## THE DATA

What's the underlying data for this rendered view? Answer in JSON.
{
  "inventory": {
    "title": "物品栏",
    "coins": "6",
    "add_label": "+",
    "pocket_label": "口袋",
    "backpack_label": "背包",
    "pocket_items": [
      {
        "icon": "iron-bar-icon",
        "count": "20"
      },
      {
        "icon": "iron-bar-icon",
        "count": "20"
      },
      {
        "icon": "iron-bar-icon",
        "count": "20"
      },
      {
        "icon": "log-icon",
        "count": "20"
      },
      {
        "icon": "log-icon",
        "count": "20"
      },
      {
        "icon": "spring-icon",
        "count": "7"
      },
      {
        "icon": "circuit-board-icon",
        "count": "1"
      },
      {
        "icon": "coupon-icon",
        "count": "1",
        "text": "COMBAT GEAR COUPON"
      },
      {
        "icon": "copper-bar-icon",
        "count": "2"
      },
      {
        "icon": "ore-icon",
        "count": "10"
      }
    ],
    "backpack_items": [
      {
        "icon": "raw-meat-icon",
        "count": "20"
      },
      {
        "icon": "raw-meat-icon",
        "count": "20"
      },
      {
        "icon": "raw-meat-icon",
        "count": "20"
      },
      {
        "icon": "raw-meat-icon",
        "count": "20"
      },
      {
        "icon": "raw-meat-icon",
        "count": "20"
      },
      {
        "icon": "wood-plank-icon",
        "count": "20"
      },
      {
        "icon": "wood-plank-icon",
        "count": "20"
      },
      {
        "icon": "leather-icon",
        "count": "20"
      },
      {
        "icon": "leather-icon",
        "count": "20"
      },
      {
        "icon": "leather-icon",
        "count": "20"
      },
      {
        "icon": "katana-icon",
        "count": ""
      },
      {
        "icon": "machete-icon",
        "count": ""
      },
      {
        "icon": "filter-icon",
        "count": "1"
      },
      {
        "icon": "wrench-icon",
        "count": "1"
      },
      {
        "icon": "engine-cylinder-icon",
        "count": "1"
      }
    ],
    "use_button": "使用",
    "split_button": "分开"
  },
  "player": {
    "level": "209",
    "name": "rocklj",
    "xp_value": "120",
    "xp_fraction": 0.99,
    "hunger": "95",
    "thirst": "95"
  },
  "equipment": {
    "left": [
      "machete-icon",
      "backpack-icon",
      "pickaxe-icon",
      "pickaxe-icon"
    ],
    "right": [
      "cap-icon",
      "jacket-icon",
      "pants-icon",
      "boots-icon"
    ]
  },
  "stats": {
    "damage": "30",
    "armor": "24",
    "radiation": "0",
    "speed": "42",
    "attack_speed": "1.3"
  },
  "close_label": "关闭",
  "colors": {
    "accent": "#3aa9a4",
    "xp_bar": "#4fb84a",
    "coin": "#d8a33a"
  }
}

## DIRECTION
Retype the material above, line by line, exactly.

## WRITTEN RESPONSE
What's the underlying data for this rendered view? Answer in JSON.
{
  "inventory": {
    "title": "物品栏",
    "coins": "6",
    "add_label": "+",
    "pocket_label": "口袋",
    "backpack_label": "背包",
    "pocket_items": [
      {
        "icon": "iron-bar-icon",
        "count": "20"
      },
      {
        "icon": "iron-bar-icon",
        "count": "20"
      },
      {
        "icon": "iron-bar-icon",
        "count": "20"
      },
      {
        "icon": "log-icon",
        "count": "20"
      },
      {
        "icon": "log-icon",
        "count": "20"
      },
      {
        "icon": "spring-icon",
        "count": "7"
      },
      {
        "icon": "circuit-board-icon",
        "count": "1"
      },
      {
        "icon": "coupon-icon",
        "count": "1",
        "text": "COMBAT GEAR COUPON"
      },
      {
        "icon": "copper-bar-icon",
        "count": "2"
      },
      {
        "icon": "ore-icon",
        "count": "10"
      }
    ],
    "backpack_items": [
      {
        "icon": "raw-meat-icon",
        "count": "20"
      },
      {
        "icon": "raw-meat-icon",
        "count": "20"
      },
      {
        "icon": "raw-meat-icon",
        "count": "20"
      },
      {
        "icon": "raw-meat-icon",
        "count": "20"
      },
      {
        "icon": "raw-meat-icon",
        "count": "20"
      },
      {
        "icon": "wood-plank-icon",
        "count": "20"
      },
      {
        "icon": "wood-plank-icon",
        "count": "20"
      },
      {
        "icon": "leather-icon",
        "count": "20"
      },
      {
        "icon": "leather-icon",
        "count": "20"
      },
      {
        "icon": "leather-icon",
        "count": "20"
      },
      {
        "icon": "katana-icon",
        "count": ""
      },
      {
        "icon": "machete-icon",
        "count": ""
      },
      {
        "icon": "filter-icon",
        "count": "1"
      },
      {
        "icon": "wrench-icon",
        "count": "1"
      },
      {
        "icon": "engine-cylinder-icon",
        "count": "1"
      }
    ],
    "use_button": "使用",
    "split_button": "分开"
  },
  "player": {
    "level": "209",
    "name": "rocklj",
    "xp_value": "120",
    "xp_fraction": 0.99,
    "hunger": "95",
    "thirst": "95"
  },
  "equipment": {
    "left": [
      "machete-icon",
      "backpack-icon",
      "pickaxe-icon",
      "pickaxe-icon"
    ],
    "right": [
      "cap-icon",
      "jacket-icon",
      "pants-icon",
      "boots-icon"
    ]
  },
  "stats": {
    "damage": "30",
    "armor": "24",
    "radiation": "0",
    "speed": "42",
    "attack_speed": "1.3"
  },
  "close_label": "关闭",
  "colors": {
    "accent": "#3aa9a4",
    "xp_bar": "#4fb84a",
    "coin": "#d8a33a"
  }
}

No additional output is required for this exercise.